* begin EXCERPTED RECORDS *

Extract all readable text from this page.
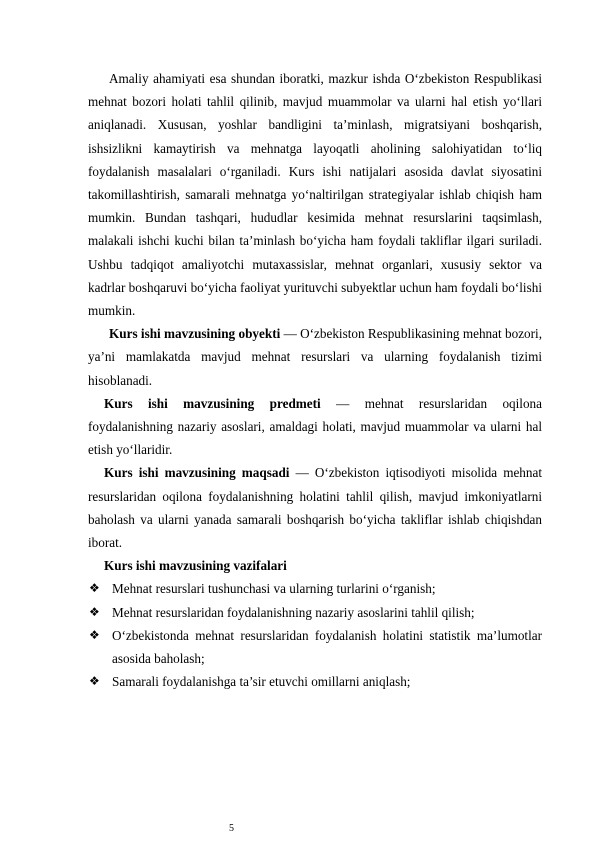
Amaliy ahamiyati esa shundan iboratki, mazkur ishda O‘zbekiston Respublikasi mehnat bozori holati tahlil qilinib, mavjud muammolar va ularni hal etish yo‘llari aniqlanadi. Xususan, yoshlar bandligini ta’minlash, migratsiyani boshqarish, ishsizlikni kamaytirish va mehnatga layoqatli aholining salohiyatidan to‘liq foydalanish masalalari o‘rganiladi. Kurs ishi natijalari asosida davlat siyosatini takomillashtirish, samarali mehnatga yo‘naltirilgan strategiyalar ishlab chiqish ham mumkin. Bundan tashqari, hududlar kesimida mehnat resurslarini taqsimlash, malakali ishchi kuchi bilan ta’minlash bo‘yicha ham foydali takliflar ilgari suriladi. Ushbu tadqiqot amaliyotchi mutaxassislar, mehnat organlari, xususiy sektor va kadrlar boshqaruvi bo‘yicha faoliyat yurituvchi subyektlar uchun ham foydali bo‘lishi mumkin.

Kurs ishi mavzusining obyekti — O‘zbekiston Respublikasining mehnat bozori, ya’ni mamlakatda mavjud mehnat resurslari va ularning foydalanish tizimi hisoblanadi.

Kurs ishi mavzusining predmeti — mehnat resurslaridan oqilona foydalanishning nazariy asoslari, amaldagi holati, mavjud muammolar va ularni hal etish yo‘llaridir.

Kurs ishi mavzusining maqsadi — O‘zbekiston iqtisodiyoti misolida mehnat resurslaridan oqilona foydalanishning holatini tahlil qilish, mavjud imkoniyatlarni baholash va ularni yanada samarali boshqarish bo‘yicha takliflar ishlab chiqishdan iborat.

Kurs ishi mavzusining vazifalari

❖ Mehnat resurslari tushunchasi va ularning turlarini o‘rganish;
❖ Mehnat resurslaridan foydalanishning nazariy asoslarini tahlil qilish;
❖ O‘zbekistonda mehnat resurslaridan foydalanish holatini statistik ma’lumotlar asosida baholash;
❖ Samarali foydalanishga ta’sir etuvchi omillarni aniqlash;
5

* end EXCERPTED RECORDS *

GIVEN INSTRUCTION: Copy every line of the data word for word, omitting the images.

COMPLETE ANSWER:
Extract all readable text from this page.
Amaliy ahamiyati esa shundan iboratki, mazkur ishda O‘zbekiston Respublikasi mehnat bozori holati tahlil qilinib, mavjud muammolar va ularni hal etish yo‘llari aniqlanadi. Xususan, yoshlar bandligini ta’minlash, migratsiyani boshqarish, ishsizlikni kamaytirish va mehnatga layoqatli aholining salohiyatidan to‘liq foydalanish masalalari o‘rganiladi. Kurs ishi natijalari asosida davlat siyosatini takomillashtirish, samarali mehnatga yo‘naltirilgan strategiyalar ishlab chiqish ham mumkin. Bundan tashqari, hududlar kesimida mehnat resurslarini taqsimlash, malakali ishchi kuchi bilan ta’minlash bo‘yicha ham foydali takliflar ilgari suriladi. Ushbu tadqiqot amaliyotchi mutaxassislar, mehnat organlari, xususiy sektor va kadrlar boshqaruvi bo‘yicha faoliyat yurituvchi subyektlar uchun ham foydali bo‘lishi mumkin.

Kurs ishi mavzusining obyekti — O‘zbekiston Respublikasining mehnat bozori, ya’ni mamlakatda mavjud mehnat resurslari va ularning foydalanish tizimi hisoblanadi.

Kurs ishi mavzusining predmeti — mehnat resurslaridan oqilona foydalanishning nazariy asoslari, amaldagi holati, mavjud muammolar va ularni hal etish yo‘llaridir.

Kurs ishi mavzusining maqsadi — O‘zbekiston iqtisodiyoti misolida mehnat resurslaridan oqilona foydalanishning holatini tahlil qilish, mavjud imkoniyatlarni baholash va ularni yanada samarali boshqarish bo‘yicha takliflar ishlab chiqishdan iborat.

Kurs ishi mavzusining vazifalari

❖ Mehnat resurslari tushunchasi va ularning turlarini o‘rganish;
❖ Mehnat resurslaridan foydalanishning nazariy asoslarini tahlil qilish;
❖ O‘zbekistonda mehnat resurslaridan foydalanish holatini statistik ma’lumotlar asosida baholash;
❖ Samarali foydalanishga ta’sir etuvchi omillarni aniqlash;
5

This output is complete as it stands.